▶ Information shown
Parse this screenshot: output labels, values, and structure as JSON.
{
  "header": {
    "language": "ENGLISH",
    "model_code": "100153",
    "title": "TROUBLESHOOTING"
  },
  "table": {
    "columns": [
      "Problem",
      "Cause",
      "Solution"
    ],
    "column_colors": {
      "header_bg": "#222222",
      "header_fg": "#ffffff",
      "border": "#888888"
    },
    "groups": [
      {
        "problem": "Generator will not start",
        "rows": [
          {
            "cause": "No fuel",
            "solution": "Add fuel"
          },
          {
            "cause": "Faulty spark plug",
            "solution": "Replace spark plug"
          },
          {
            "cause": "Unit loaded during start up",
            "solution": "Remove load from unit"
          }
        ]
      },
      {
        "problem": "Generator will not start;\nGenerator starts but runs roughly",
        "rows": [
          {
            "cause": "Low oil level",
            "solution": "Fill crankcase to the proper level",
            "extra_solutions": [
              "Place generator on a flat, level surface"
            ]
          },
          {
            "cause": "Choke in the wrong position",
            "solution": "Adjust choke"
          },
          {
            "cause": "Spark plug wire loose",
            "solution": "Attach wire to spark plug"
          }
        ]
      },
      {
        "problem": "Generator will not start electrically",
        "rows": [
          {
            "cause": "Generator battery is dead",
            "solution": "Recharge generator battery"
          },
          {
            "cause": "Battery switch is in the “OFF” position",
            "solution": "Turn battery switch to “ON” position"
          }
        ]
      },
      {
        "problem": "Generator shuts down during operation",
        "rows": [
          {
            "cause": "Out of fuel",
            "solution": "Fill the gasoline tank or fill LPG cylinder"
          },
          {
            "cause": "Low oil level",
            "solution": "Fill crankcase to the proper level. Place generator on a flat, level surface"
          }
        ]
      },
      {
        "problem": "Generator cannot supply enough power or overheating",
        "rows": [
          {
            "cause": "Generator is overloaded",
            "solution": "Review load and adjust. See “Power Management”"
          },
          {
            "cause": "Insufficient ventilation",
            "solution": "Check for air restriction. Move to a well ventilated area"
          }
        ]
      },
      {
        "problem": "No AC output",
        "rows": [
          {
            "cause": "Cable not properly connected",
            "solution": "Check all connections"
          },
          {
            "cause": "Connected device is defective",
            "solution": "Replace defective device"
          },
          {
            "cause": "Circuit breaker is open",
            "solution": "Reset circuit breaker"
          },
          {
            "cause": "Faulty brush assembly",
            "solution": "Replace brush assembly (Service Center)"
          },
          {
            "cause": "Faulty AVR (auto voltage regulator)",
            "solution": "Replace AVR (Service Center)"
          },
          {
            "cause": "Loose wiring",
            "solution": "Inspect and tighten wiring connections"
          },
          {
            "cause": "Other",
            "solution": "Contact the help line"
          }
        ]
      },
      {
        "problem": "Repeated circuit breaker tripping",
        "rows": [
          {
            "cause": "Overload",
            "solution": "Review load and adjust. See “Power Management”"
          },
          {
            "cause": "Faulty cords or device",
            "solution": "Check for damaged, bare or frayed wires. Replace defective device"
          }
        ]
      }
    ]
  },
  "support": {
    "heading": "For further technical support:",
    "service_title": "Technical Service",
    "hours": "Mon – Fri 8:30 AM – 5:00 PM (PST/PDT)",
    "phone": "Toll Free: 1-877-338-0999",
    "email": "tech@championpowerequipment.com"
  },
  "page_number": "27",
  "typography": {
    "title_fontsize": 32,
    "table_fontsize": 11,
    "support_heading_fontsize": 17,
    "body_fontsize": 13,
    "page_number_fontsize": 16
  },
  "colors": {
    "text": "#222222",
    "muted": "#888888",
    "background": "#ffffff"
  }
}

▶ Challenge
Retype the records that precede this task, keeping them exactly the same.

▶ Worked solution
Parse this screenshot: output labels, values, and structure as JSON.
{
  "header": {
    "language": "ENGLISH",
    "model_code": "100153",
    "title": "TROUBLESHOOTING"
  },
  "table": {
    "columns": [
      "Problem",
      "Cause",
      "Solution"
    ],
    "column_colors": {
      "header_bg": "#222222",
      "header_fg": "#ffffff",
      "border": "#888888"
    },
    "groups": [
      {
        "problem": "Generator will not start",
        "rows": [
          {
            "cause": "No fuel",
            "solution": "Add fuel"
          },
          {
            "cause": "Faulty spark plug",
            "solution": "Replace spark plug"
          },
          {
            "cause": "Unit loaded during start up",
            "solution": "Remove load from unit"
          }
        ]
      },
      {
        "problem": "Generator will not start;\nGenerator starts but runs roughly",
        "rows": [
          {
            "cause": "Low oil level",
            "solution": "Fill crankcase to the proper level",
            "extra_solutions": [
              "Place generator on a flat, level surface"
            ]
          },
          {
            "cause": "Choke in the wrong position",
            "solution": "Adjust choke"
          },
          {
            "cause": "Spark plug wire loose",
            "solution": "Attach wire to spark plug"
          }
        ]
      },
      {
        "problem": "Generator will not start electrically",
        "rows": [
          {
            "cause": "Generator battery is dead",
            "solution": "Recharge generator battery"
          },
          {
            "cause": "Battery switch is in the “OFF” position",
            "solution": "Turn battery switch to “ON” position"
          }
        ]
      },
      {
        "problem": "Generator shuts down during operation",
        "rows": [
          {
            "cause": "Out of fuel",
            "solution": "Fill the gasoline tank or fill LPG cylinder"
          },
          {
            "cause": "Low oil level",
            "solution": "Fill crankcase to the proper level. Place generator on a flat, level surface"
          }
        ]
      },
      {
        "problem": "Generator cannot supply enough power or overheating",
        "rows": [
          {
            "cause": "Generator is overloaded",
            "solution": "Review load and adjust. See “Power Management”"
          },
          {
            "cause": "Insufficient ventilation",
            "solution": "Check for air restriction. Move to a well ventilated area"
          }
        ]
      },
      {
        "problem": "No AC output",
        "rows": [
          {
            "cause": "Cable not properly connected",
            "solution": "Check all connections"
          },
          {
            "cause": "Connected device is defective",
            "solution": "Replace defective device"
          },
          {
            "cause": "Circuit breaker is open",
            "solution": "Reset circuit breaker"
          },
          {
            "cause": "Faulty brush assembly",
            "solution": "Replace brush assembly (Service Center)"
          },
          {
            "cause": "Faulty AVR (auto voltage regulator)",
            "solution": "Replace AVR (Service Center)"
          },
          {
            "cause": "Loose wiring",
            "solution": "Inspect and tighten wiring connections"
          },
          {
            "cause": "Other",
            "solution": "Contact the help line"
          }
        ]
      },
      {
        "problem": "Repeated circuit breaker tripping",
        "rows": [
          {
            "cause": "Overload",
            "solution": "Review load and adjust. See “Power Management”"
          },
          {
            "cause": "Faulty cords or device",
            "solution": "Check for damaged, bare or frayed wires. Replace defective device"
          }
        ]
      }
    ]
  },
  "support": {
    "heading": "For further technical support:",
    "service_title": "Technical Service",
    "hours": "Mon – Fri 8:30 AM – 5:00 PM (PST/PDT)",
    "phone": "Toll Free: 1-877-338-0999",
    "email": "tech@championpowerequipment.com"
  },
  "page_number": "27",
  "typography": {
    "title_fontsize": 32,
    "table_fontsize": 11,
    "support_heading_fontsize": 17,
    "body_fontsize": 13,
    "page_number_fontsize": 16
  },
  "colors": {
    "text": "#222222",
    "muted": "#888888",
    "background": "#ffffff"
  }
}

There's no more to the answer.